- THE PROBLEM:
The data must be written out once more, precisely as given.
— start of RECORDS —
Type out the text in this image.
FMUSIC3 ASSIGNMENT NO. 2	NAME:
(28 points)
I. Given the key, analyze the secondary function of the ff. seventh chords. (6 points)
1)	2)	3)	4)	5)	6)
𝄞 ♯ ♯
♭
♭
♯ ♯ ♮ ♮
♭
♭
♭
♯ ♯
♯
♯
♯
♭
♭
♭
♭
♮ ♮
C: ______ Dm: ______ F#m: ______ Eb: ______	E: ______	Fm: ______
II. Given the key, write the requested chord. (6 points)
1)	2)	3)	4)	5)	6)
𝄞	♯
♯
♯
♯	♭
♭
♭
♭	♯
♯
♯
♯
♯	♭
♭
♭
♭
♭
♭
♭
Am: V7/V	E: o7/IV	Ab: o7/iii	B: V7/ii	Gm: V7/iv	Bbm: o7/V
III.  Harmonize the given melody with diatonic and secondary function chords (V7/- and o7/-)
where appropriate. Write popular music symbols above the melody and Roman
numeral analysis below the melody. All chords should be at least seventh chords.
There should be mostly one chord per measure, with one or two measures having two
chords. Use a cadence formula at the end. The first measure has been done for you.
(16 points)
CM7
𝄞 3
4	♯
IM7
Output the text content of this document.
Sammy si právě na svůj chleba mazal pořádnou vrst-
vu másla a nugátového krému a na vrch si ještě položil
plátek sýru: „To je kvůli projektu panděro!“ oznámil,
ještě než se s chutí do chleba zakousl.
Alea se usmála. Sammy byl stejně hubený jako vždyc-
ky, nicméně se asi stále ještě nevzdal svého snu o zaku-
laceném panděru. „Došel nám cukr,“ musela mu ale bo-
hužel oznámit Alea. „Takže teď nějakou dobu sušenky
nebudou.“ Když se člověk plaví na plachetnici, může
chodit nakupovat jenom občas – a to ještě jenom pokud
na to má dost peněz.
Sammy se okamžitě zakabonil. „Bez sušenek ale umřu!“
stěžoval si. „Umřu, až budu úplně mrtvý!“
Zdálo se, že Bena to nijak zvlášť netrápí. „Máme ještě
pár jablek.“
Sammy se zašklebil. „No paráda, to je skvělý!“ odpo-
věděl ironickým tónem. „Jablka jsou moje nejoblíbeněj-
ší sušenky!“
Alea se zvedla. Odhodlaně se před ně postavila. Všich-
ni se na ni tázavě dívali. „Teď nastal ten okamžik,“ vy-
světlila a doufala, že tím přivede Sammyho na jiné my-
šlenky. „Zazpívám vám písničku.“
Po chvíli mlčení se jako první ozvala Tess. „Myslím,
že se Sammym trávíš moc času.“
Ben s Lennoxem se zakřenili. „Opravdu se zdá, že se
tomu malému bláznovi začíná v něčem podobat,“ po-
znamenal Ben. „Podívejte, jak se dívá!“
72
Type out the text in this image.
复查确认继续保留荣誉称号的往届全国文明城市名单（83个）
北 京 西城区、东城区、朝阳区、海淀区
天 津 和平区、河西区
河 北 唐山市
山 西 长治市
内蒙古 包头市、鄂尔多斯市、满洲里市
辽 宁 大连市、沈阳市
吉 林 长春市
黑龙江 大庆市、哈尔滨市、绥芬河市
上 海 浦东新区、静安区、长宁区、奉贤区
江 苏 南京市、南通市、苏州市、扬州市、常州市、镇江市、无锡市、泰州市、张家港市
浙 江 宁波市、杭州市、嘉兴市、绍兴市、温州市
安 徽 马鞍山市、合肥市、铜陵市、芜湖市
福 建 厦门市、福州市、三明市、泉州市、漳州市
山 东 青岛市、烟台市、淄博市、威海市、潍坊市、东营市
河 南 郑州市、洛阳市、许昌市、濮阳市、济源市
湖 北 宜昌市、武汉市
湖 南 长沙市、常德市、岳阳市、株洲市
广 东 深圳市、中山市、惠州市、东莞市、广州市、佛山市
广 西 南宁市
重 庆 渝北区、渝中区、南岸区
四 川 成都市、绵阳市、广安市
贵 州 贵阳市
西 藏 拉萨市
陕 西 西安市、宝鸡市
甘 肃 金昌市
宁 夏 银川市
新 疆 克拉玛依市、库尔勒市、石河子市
— end of RECORDS —
- SOLUTION FOR THIS EXERCISE:
Type out the text in this image.
FMUSIC3 ASSIGNMENT NO. 2	NAME:
(28 points)
I. Given the key, analyze the secondary function of the ff. seventh chords. (6 points)
1)	2)	3)	4)	5)	6)
𝄞 ♯ ♯
♭
♭
♯ ♯ ♮ ♮
♭
♭
♭
♯ ♯
♯
♯
♯
♭
♭
♭
♭
♮ ♮
C: ______ Dm: ______ F#m: ______ Eb: ______	E: ______	Fm: ______
II. Given the key, write the requested chord. (6 points)
1)	2)	3)	4)	5)	6)
𝄞	♯
♯
♯
♯	♭
♭
♭
♭	♯
♯
♯
♯
♯	♭
♭
♭
♭
♭
♭
♭
Am: V7/V	E: o7/IV	Ab: o7/iii	B: V7/ii	Gm: V7/iv	Bbm: o7/V
III.  Harmonize the given melody with diatonic and secondary function chords (V7/- and o7/-)
where appropriate. Write popular music symbols above the melody and Roman
numeral analysis below the melody. All chords should be at least seventh chords.
There should be mostly one chord per measure, with one or two measures having two
chords. Use a cadence formula at the end. The first measure has been done for you.
(16 points)
CM7
𝄞 3
4	♯
IM7
Output the text content of this document.
Sammy si právě na svůj chleba mazal pořádnou vrst-
vu másla a nugátového krému a na vrch si ještě položil
plátek sýru: „To je kvůli projektu panděro!“ oznámil,
ještě než se s chutí do chleba zakousl.
Alea se usmála. Sammy byl stejně hubený jako vždyc-
ky, nicméně se asi stále ještě nevzdal svého snu o zaku-
laceném panděru. „Došel nám cukr,“ musela mu ale bo-
hužel oznámit Alea. „Takže teď nějakou dobu sušenky
nebudou.“ Když se člověk plaví na plachetnici, může
chodit nakupovat jenom občas – a to ještě jenom pokud
na to má dost peněz.
Sammy se okamžitě zakabonil. „Bez sušenek ale umřu!“
stěžoval si. „Umřu, až budu úplně mrtvý!“
Zdálo se, že Bena to nijak zvlášť netrápí. „Máme ještě
pár jablek.“
Sammy se zašklebil. „No paráda, to je skvělý!“ odpo-
věděl ironickým tónem. „Jablka jsou moje nejoblíbeněj-
ší sušenky!“
Alea se zvedla. Odhodlaně se před ně postavila. Všich-
ni se na ni tázavě dívali. „Teď nastal ten okamžik,“ vy-
světlila a doufala, že tím přivede Sammyho na jiné my-
šlenky. „Zazpívám vám písničku.“
Po chvíli mlčení se jako první ozvala Tess. „Myslím,
že se Sammym trávíš moc času.“
Ben s Lennoxem se zakřenili. „Opravdu se zdá, že se
tomu malému bláznovi začíná v něčem podobat,“ po-
znamenal Ben. „Podívejte, jak se dívá!“
72
Type out the text in this image.
复查确认继续保留荣誉称号的往届全国文明城市名单（83个）
北 京 西城区、东城区、朝阳区、海淀区
天 津 和平区、河西区
河 北 唐山市
山 西 长治市
内蒙古 包头市、鄂尔多斯市、满洲里市
辽 宁 大连市、沈阳市
吉 林 长春市
黑龙江 大庆市、哈尔滨市、绥芬河市
上 海 浦东新区、静安区、长宁区、奉贤区
江 苏 南京市、南通市、苏州市、扬州市、常州市、镇江市、无锡市、泰州市、张家港市
浙 江 宁波市、杭州市、嘉兴市、绍兴市、温州市
安 徽 马鞍山市、合肥市、铜陵市、芜湖市
福 建 厦门市、福州市、三明市、泉州市、漳州市
山 东 青岛市、烟台市、淄博市、威海市、潍坊市、东营市
河 南 郑州市、洛阳市、许昌市、濮阳市、济源市
湖 北 宜昌市、武汉市
湖 南 长沙市、常德市、岳阳市、株洲市
广 东 深圳市、中山市、惠州市、东莞市、广州市、佛山市
广 西 南宁市
重 庆 渝北区、渝中区、南岸区
四 川 成都市、绵阳市、广安市
贵 州 贵阳市
西 藏 拉萨市
陕 西 西安市、宝鸡市
甘 肃 金昌市
宁 夏 银川市
新 疆 克拉玛依市、库尔勒市、石河子市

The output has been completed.